> Problem statement: Find the string "title" in the entries and copy each line that has it.

(Records that describe figures)
--------------------------------------------------
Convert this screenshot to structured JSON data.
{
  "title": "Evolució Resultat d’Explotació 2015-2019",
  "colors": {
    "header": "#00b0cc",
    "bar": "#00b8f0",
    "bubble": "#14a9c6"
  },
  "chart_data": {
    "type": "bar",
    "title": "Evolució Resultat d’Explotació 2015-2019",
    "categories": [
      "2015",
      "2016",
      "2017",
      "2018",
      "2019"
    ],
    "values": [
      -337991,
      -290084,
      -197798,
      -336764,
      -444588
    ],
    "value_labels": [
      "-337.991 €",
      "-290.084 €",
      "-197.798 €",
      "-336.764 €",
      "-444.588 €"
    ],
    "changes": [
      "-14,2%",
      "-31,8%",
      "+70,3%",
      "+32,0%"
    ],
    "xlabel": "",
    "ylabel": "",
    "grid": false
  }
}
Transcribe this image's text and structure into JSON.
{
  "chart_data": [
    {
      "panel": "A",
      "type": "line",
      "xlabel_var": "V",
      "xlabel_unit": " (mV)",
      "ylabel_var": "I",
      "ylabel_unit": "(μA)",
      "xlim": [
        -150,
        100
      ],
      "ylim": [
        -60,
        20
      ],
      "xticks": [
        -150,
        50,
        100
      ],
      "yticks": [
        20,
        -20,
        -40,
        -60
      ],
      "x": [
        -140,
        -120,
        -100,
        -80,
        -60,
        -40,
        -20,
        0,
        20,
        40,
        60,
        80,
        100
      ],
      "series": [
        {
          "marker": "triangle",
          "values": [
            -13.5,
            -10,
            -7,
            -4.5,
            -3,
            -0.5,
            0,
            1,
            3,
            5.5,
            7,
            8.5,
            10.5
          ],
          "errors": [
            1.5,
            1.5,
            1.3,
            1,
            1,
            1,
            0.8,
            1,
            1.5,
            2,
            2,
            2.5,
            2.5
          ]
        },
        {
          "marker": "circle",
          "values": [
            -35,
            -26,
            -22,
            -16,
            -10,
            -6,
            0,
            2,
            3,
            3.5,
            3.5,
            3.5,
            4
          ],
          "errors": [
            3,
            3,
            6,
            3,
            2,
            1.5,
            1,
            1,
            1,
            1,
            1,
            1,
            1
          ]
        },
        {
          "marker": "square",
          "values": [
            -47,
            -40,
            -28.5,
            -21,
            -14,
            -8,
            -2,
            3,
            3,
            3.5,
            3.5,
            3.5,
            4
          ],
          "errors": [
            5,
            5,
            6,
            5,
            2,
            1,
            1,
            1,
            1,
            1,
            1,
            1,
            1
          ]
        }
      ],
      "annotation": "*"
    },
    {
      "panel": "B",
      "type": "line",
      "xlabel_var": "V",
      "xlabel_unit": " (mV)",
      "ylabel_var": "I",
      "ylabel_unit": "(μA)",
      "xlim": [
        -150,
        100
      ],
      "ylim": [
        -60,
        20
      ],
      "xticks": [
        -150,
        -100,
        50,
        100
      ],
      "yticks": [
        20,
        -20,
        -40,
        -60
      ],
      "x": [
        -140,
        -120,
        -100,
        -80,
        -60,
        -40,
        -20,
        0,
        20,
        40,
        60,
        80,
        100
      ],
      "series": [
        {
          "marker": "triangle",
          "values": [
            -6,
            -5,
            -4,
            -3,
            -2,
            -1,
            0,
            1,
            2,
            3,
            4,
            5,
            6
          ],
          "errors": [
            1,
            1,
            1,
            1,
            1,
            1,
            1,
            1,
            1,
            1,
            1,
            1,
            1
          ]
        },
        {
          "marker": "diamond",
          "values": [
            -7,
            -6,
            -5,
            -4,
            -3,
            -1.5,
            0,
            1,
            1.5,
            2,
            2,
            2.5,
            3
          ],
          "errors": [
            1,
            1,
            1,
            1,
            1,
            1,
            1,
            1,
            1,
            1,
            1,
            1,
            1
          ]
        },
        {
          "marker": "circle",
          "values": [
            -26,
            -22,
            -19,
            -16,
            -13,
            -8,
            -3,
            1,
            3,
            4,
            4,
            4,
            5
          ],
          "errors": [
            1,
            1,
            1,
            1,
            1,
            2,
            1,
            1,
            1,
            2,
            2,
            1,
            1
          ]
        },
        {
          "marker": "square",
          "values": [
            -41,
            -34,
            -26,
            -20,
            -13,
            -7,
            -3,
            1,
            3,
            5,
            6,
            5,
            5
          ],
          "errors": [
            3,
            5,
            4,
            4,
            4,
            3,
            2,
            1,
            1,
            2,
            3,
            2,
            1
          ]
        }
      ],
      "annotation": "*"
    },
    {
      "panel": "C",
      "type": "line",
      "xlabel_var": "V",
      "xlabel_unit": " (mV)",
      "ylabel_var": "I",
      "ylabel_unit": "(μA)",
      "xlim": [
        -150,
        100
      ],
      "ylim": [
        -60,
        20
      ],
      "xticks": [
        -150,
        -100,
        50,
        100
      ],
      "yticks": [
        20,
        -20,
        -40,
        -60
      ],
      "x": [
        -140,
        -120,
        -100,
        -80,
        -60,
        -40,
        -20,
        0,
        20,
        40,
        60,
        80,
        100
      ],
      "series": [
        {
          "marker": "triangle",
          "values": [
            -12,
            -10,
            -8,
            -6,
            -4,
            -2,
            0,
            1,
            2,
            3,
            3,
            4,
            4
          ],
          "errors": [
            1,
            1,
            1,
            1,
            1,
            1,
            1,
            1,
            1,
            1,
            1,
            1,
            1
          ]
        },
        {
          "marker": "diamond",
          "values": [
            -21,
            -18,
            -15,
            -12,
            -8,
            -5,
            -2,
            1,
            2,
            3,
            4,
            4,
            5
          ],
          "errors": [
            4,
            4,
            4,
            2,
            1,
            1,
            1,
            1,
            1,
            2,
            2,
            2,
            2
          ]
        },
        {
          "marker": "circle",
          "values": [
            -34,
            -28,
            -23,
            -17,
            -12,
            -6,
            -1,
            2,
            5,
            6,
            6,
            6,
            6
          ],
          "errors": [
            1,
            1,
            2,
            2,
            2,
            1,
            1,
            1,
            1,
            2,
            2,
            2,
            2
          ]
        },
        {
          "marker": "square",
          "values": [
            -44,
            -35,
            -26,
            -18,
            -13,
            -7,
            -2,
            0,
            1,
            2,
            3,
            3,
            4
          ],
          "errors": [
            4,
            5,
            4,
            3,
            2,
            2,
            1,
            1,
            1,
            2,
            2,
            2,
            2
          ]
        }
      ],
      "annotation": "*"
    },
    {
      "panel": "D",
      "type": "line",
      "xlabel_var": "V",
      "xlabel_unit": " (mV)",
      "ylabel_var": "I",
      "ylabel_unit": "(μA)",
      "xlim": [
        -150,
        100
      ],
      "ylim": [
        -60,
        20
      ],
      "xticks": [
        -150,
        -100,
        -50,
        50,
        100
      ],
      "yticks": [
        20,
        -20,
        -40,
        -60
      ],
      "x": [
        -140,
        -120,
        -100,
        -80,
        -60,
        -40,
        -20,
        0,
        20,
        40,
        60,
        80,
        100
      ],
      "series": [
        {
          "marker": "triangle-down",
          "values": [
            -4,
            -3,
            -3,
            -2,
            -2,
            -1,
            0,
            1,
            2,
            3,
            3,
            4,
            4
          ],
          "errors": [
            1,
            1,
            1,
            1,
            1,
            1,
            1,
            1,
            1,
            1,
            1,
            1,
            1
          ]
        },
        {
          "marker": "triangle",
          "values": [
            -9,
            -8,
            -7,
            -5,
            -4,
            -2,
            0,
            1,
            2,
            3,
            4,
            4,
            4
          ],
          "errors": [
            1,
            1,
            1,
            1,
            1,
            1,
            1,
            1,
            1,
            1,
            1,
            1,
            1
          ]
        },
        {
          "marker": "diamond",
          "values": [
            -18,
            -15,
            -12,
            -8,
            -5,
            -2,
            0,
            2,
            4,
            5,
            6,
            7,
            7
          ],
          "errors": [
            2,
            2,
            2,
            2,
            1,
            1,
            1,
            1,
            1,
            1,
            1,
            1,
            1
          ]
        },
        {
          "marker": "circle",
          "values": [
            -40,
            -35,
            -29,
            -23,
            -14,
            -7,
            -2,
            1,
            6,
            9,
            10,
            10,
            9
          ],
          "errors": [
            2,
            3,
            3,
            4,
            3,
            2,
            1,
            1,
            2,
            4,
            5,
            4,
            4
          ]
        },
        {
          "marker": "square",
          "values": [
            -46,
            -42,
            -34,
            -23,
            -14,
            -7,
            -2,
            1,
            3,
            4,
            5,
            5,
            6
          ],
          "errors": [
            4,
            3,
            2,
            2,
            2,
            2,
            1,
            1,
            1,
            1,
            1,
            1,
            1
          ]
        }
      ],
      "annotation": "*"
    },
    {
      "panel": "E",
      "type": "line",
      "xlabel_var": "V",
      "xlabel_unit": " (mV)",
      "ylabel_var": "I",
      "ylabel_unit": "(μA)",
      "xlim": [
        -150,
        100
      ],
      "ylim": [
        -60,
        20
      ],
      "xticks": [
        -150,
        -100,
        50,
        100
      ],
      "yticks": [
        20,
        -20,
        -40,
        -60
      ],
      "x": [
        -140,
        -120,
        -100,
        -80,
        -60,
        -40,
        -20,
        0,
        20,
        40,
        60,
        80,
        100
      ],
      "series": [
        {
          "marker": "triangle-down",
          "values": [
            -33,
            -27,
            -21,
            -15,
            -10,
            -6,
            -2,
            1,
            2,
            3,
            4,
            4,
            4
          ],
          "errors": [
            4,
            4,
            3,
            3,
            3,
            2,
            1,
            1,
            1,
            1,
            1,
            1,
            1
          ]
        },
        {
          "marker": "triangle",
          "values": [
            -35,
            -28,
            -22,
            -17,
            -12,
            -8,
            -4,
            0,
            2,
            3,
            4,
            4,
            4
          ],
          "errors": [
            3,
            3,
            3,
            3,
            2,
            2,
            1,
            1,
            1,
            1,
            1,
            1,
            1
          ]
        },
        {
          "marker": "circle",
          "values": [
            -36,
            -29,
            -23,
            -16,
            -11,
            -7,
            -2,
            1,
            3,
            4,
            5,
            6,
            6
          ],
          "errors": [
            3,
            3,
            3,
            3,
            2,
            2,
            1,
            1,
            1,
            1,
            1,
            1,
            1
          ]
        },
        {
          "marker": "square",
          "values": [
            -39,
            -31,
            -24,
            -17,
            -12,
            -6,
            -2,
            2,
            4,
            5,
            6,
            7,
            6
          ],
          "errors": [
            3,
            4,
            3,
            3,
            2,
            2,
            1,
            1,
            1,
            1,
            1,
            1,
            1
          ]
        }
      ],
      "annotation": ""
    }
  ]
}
--------------------------------------------------
> The completed task:
  "title": "Evolució Resultat d’Explotació 2015-2019",
    "title": "Evolució Resultat d’Explotació 2015-2019",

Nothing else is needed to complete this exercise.